[Data entries]
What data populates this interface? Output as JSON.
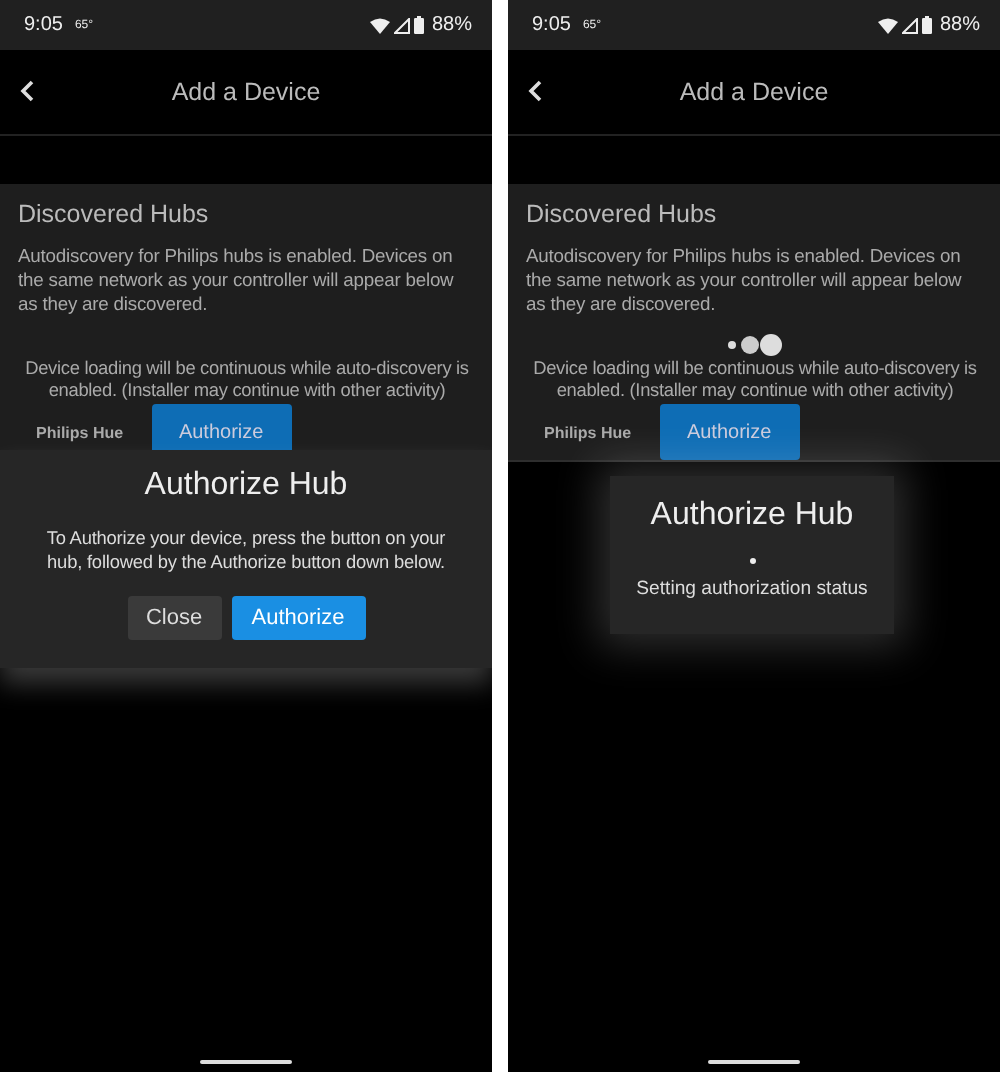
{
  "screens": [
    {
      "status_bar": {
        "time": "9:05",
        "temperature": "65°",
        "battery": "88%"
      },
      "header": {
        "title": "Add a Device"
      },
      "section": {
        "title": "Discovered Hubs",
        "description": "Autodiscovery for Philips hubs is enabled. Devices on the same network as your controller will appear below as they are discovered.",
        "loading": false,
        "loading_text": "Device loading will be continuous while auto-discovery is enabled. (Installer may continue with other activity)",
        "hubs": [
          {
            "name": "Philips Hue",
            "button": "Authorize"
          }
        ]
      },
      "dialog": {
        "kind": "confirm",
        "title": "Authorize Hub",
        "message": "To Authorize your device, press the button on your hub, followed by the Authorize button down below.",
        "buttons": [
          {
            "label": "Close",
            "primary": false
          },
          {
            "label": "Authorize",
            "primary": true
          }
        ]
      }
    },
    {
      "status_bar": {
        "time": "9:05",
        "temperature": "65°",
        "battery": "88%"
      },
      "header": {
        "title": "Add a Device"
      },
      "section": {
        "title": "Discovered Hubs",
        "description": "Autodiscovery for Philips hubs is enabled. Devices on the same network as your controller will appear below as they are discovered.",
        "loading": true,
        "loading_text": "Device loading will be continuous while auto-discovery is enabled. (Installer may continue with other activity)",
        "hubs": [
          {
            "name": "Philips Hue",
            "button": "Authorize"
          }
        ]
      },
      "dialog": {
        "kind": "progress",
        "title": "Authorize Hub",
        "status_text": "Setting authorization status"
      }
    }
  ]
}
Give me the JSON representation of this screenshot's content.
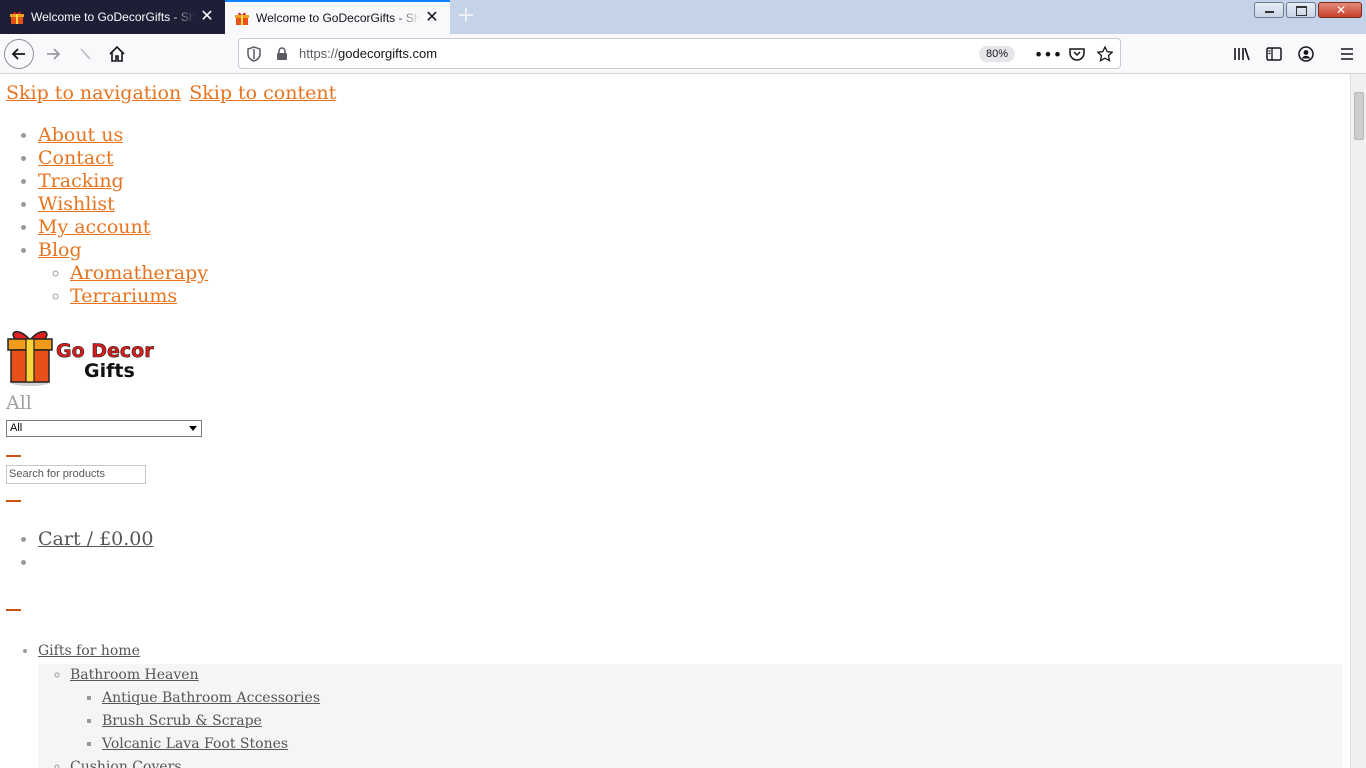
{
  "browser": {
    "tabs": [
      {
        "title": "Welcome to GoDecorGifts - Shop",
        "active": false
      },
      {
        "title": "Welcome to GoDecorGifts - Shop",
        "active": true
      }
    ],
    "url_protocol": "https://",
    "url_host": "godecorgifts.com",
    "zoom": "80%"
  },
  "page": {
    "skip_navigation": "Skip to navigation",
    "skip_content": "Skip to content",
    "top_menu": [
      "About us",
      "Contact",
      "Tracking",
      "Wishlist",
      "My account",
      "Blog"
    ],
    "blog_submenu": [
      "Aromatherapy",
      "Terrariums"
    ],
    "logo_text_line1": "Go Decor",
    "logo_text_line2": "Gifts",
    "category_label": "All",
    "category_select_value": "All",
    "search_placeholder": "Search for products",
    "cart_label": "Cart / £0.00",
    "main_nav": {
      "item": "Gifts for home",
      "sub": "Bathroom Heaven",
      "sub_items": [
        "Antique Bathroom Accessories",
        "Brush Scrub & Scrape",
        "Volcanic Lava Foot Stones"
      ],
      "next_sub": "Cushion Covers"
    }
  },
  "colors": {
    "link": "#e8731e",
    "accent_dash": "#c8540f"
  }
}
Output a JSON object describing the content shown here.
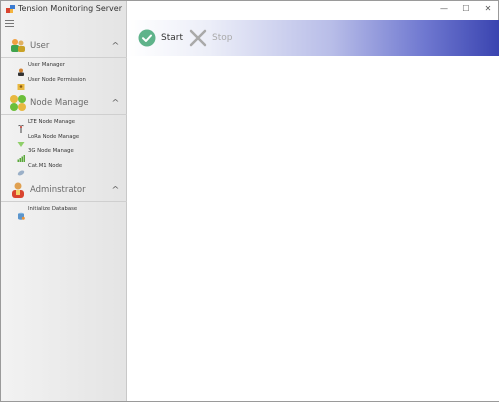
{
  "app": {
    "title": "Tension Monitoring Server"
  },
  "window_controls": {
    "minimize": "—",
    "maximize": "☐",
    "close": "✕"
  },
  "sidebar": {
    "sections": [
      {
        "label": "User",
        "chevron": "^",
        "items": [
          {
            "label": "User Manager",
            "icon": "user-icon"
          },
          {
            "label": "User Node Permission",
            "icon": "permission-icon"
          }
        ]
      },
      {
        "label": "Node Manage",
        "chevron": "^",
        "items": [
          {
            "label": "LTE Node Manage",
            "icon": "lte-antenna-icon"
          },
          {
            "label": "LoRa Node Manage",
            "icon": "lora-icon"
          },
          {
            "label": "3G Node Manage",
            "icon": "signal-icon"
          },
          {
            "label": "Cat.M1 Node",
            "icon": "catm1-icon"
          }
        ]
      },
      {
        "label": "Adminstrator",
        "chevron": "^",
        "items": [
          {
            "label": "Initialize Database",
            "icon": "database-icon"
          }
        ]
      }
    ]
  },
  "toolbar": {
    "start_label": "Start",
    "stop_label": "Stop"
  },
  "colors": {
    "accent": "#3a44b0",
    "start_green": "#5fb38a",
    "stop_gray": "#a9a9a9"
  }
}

# PROBLEM DESCRIPTION
Output an exact copy of the material, with the pictures removed.

# IN RESPONSE
What data populates this interface? Output as JSON.
{
  "screens": [
    {
      "status_bar": {
        "time": "9:05",
        "temperature": "65°",
        "battery": "88%"
      },
      "header": {
        "title": "Add a Device"
      },
      "section": {
        "title": "Discovered Hubs",
        "description": "Autodiscovery for Philips hubs is enabled. Devices on the same network as your controller will appear below as they are discovered.",
        "loading": false,
        "loading_text": "Device loading will be continuous while auto-discovery is enabled. (Installer may continue with other activity)",
        "hubs": [
          {
            "name": "Philips Hue",
            "button": "Authorize"
          }
        ]
      },
      "dialog": {
        "kind": "confirm",
        "title": "Authorize Hub",
        "message": "To Authorize your device, press the button on your hub, followed by the Authorize button down below.",
        "buttons": [
          {
            "label": "Close",
            "primary": false
          },
          {
            "label": "Authorize",
            "primary": true
          }
        ]
      }
    },
    {
      "status_bar": {
        "time": "9:05",
        "temperature": "65°",
        "battery": "88%"
      },
      "header": {
        "title": "Add a Device"
      },
      "section": {
        "title": "Discovered Hubs",
        "description": "Autodiscovery for Philips hubs is enabled. Devices on the same network as your controller will appear below as they are discovered.",
        "loading": true,
        "loading_text": "Device loading will be continuous while auto-discovery is enabled. (Installer may continue with other activity)",
        "hubs": [
          {
            "name": "Philips Hue",
            "button": "Authorize"
          }
        ]
      },
      "dialog": {
        "kind": "progress",
        "title": "Authorize Hub",
        "status_text": "Setting authorization status"
      }
    }
  ]
}
Give me the JSON representation of this screenshot's content.
{
  "browser": {
    "tabs": [
      {
        "title": "Welcome to GoDecorGifts - Shop",
        "active": false
      },
      {
        "title": "Welcome to GoDecorGifts - Shop",
        "active": true
      }
    ],
    "url_protocol": "https://",
    "url_host": "godecorgifts.com",
    "zoom": "80%"
  },
  "page": {
    "skip_navigation": "Skip to navigation",
    "skip_content": "Skip to content",
    "top_menu": [
      "About us",
      "Contact",
      "Tracking",
      "Wishlist",
      "My account",
      "Blog"
    ],
    "blog_submenu": [
      "Aromatherapy",
      "Terrariums"
    ],
    "logo_text_line1": "Go Decor",
    "logo_text_line2": "Gifts",
    "category_label": "All",
    "category_select_value": "All",
    "search_placeholder": "Search for products",
    "cart_label": "Cart / £0.00",
    "main_nav": {
      "item": "Gifts for home",
      "sub": "Bathroom Heaven",
      "sub_items": [
        "Antique Bathroom Accessories",
        "Brush Scrub & Scrape",
        "Volcanic Lava Foot Stones"
      ],
      "next_sub": "Cushion Covers"
    }
  },
  "colors": {
    "link": "#e8731e",
    "accent_dash": "#c8540f"
  }
}
Output a JSON object describing the content shown here.
{
  "app": {
    "title": "Tension Monitoring Server"
  },
  "window_controls": {
    "minimize": "—",
    "maximize": "☐",
    "close": "✕"
  },
  "sidebar": {
    "sections": [
      {
        "label": "User",
        "chevron": "^",
        "items": [
          {
            "label": "User Manager",
            "icon": "user-icon"
          },
          {
            "label": "User Node Permission",
            "icon": "permission-icon"
          }
        ]
      },
      {
        "label": "Node Manage",
        "chevron": "^",
        "items": [
          {
            "label": "LTE Node Manage",
            "icon": "lte-antenna-icon"
          },
          {
            "label": "LoRa Node Manage",
            "icon": "lora-icon"
          },
          {
            "label": "3G Node Manage",
            "icon": "signal-icon"
          },
          {
            "label": "Cat.M1 Node",
            "icon": "catm1-icon"
          }
        ]
      },
      {
        "label": "Adminstrator",
        "chevron": "^",
        "items": [
          {
            "label": "Initialize Database",
            "icon": "database-icon"
          }
        ]
      }
    ]
  },
  "toolbar": {
    "start_label": "Start",
    "stop_label": "Stop"
  },
  "colors": {
    "accent": "#3a44b0",
    "start_green": "#5fb38a",
    "stop_gray": "#a9a9a9"
  }
}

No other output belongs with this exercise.